** start of RECORDS PROVIDED **
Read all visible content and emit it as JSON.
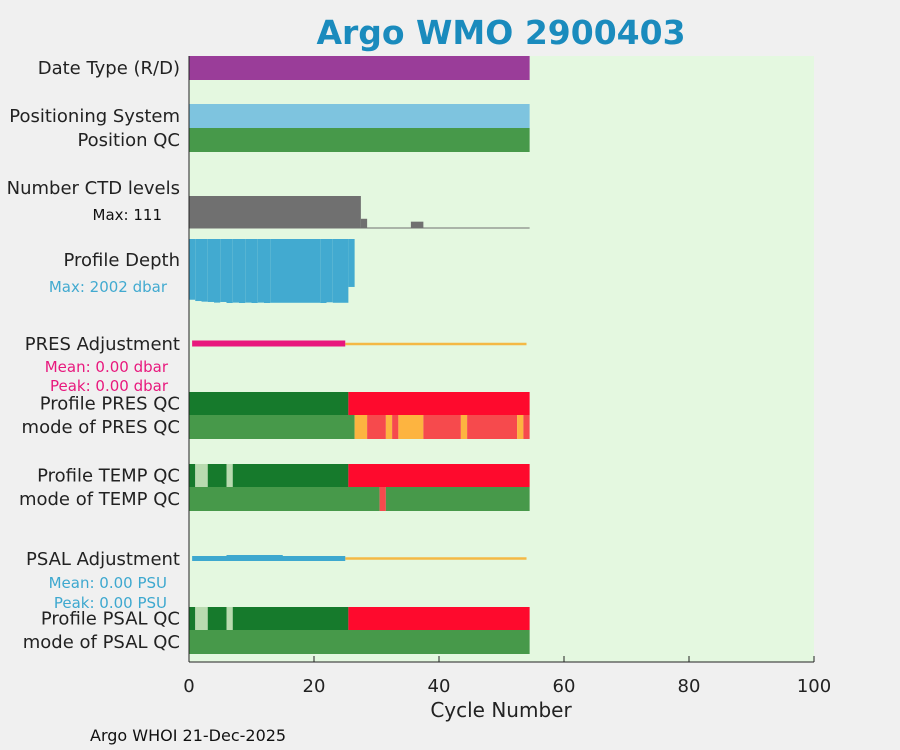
{
  "chart_data": {
    "type": "bar",
    "title": "Argo WMO 2900403",
    "xlabel": "Cycle Number",
    "xlim": [
      0,
      100
    ],
    "xticks": [
      0,
      20,
      40,
      60,
      80,
      100
    ],
    "footer": "Argo WHOI 21-Dec-2025",
    "colors": {
      "title": "#1a8bbd",
      "plot_bg": "#e4f8e0",
      "purple": "#9a3d99",
      "lightblue": "#7ec4df",
      "green": "#47994a",
      "darkgreen": "#167a2c",
      "palegreen": "#b9dbb0",
      "red": "#fe0a2d",
      "lightred": "#f64a4d",
      "orange": "#fdb440",
      "gray": "#707070",
      "depth": "#42aad0",
      "pink": "#e8187d",
      "psal": "#3da8cf",
      "adjline": "#f4b945",
      "text": "#222222"
    },
    "rows": [
      {
        "label": "Date Type (R/D)",
        "segments": [
          [
            0,
            54.5,
            "purple"
          ]
        ]
      },
      {
        "label": "Positioning System",
        "segments": [
          [
            0,
            54.5,
            "lightblue"
          ]
        ]
      },
      {
        "label": "Position QC",
        "segments": [
          [
            0,
            54.5,
            "green"
          ]
        ]
      },
      {
        "label": "Profile PRES QC",
        "segments": [
          [
            0,
            25.5,
            "darkgreen"
          ],
          [
            25.5,
            54.5,
            "red"
          ]
        ]
      },
      {
        "label": "mode of PRES QC",
        "segments": [
          [
            0,
            26.5,
            "green"
          ],
          [
            26.5,
            28.5,
            "orange"
          ],
          [
            28.5,
            31.5,
            "lightred"
          ],
          [
            31.5,
            32.5,
            "orange"
          ],
          [
            32.5,
            33.5,
            "lightred"
          ],
          [
            33.5,
            37.5,
            "orange"
          ],
          [
            37.5,
            43.5,
            "lightred"
          ],
          [
            43.5,
            44.5,
            "orange"
          ],
          [
            44.5,
            52.5,
            "lightred"
          ],
          [
            52.5,
            53.5,
            "orange"
          ],
          [
            53.5,
            54.5,
            "lightred"
          ]
        ]
      },
      {
        "label": "Profile TEMP QC",
        "segments": [
          [
            0,
            1,
            "darkgreen"
          ],
          [
            1,
            3,
            "palegreen"
          ],
          [
            3,
            6,
            "darkgreen"
          ],
          [
            6,
            7,
            "palegreen"
          ],
          [
            7,
            25.5,
            "darkgreen"
          ],
          [
            25.5,
            54.5,
            "red"
          ]
        ]
      },
      {
        "label": "mode of TEMP QC",
        "segments": [
          [
            0,
            30.5,
            "green"
          ],
          [
            30.5,
            31.5,
            "lightred"
          ],
          [
            31.5,
            54.5,
            "green"
          ]
        ]
      },
      {
        "label": "Profile PSAL QC",
        "segments": [
          [
            0,
            1,
            "darkgreen"
          ],
          [
            1,
            3,
            "palegreen"
          ],
          [
            3,
            6,
            "darkgreen"
          ],
          [
            6,
            7,
            "palegreen"
          ],
          [
            7,
            25.5,
            "darkgreen"
          ],
          [
            25.5,
            54.5,
            "red"
          ]
        ]
      },
      {
        "label": "mode of PSAL QC",
        "segments": [
          [
            0,
            54.5,
            "green"
          ]
        ]
      }
    ],
    "ctd_levels": {
      "label": "Number CTD levels",
      "max_label": "Max: 111",
      "max": 111,
      "extent": [
        0,
        54.5
      ],
      "values": [
        [
          0,
          27.5,
          111
        ],
        [
          27.5,
          28.5,
          32
        ],
        [
          35.5,
          37.5,
          22
        ]
      ]
    },
    "profile_depth": {
      "label": "Profile Depth",
      "max_label": "Max: 2002 dbar",
      "max": 2002,
      "values": [
        [
          0,
          1,
          1900
        ],
        [
          1,
          2,
          1940
        ],
        [
          2,
          3,
          1960
        ],
        [
          3,
          4,
          1970
        ],
        [
          4,
          5,
          1990
        ],
        [
          5,
          6,
          1970
        ],
        [
          6,
          7,
          2002
        ],
        [
          7,
          8,
          1990
        ],
        [
          8,
          9,
          2002
        ],
        [
          9,
          10,
          1990
        ],
        [
          10,
          11,
          2002
        ],
        [
          11,
          12,
          1990
        ],
        [
          12,
          13,
          2002
        ],
        [
          13,
          21,
          1995
        ],
        [
          21,
          22,
          2002
        ],
        [
          22,
          23,
          1980
        ],
        [
          23,
          25.5,
          1995
        ],
        [
          25.5,
          26.5,
          1500
        ]
      ]
    },
    "pres_adjustment": {
      "label": "PRES Adjustment",
      "mean_label": "Mean: 0.00 dbar",
      "peak_label": "Peak: 0.00 dbar",
      "thick": [
        0.5,
        25
      ],
      "thin": [
        25,
        54
      ]
    },
    "psal_adjustment": {
      "label": "PSAL Adjustment",
      "mean_label": "Mean: 0.00 PSU",
      "peak_label": "Peak: 0.00 PSU",
      "thick": [
        0.5,
        25
      ],
      "hump": [
        6,
        15
      ],
      "thin": [
        25,
        54
      ]
    }
  }
}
** end of RECORDS PROVIDED **
JOB:
Check all the records above and select each line where the string "TEMP" is found.

TASK RESULT:
        "label": "Profile TEMP QC",
        "label": "mode of TEMP QC",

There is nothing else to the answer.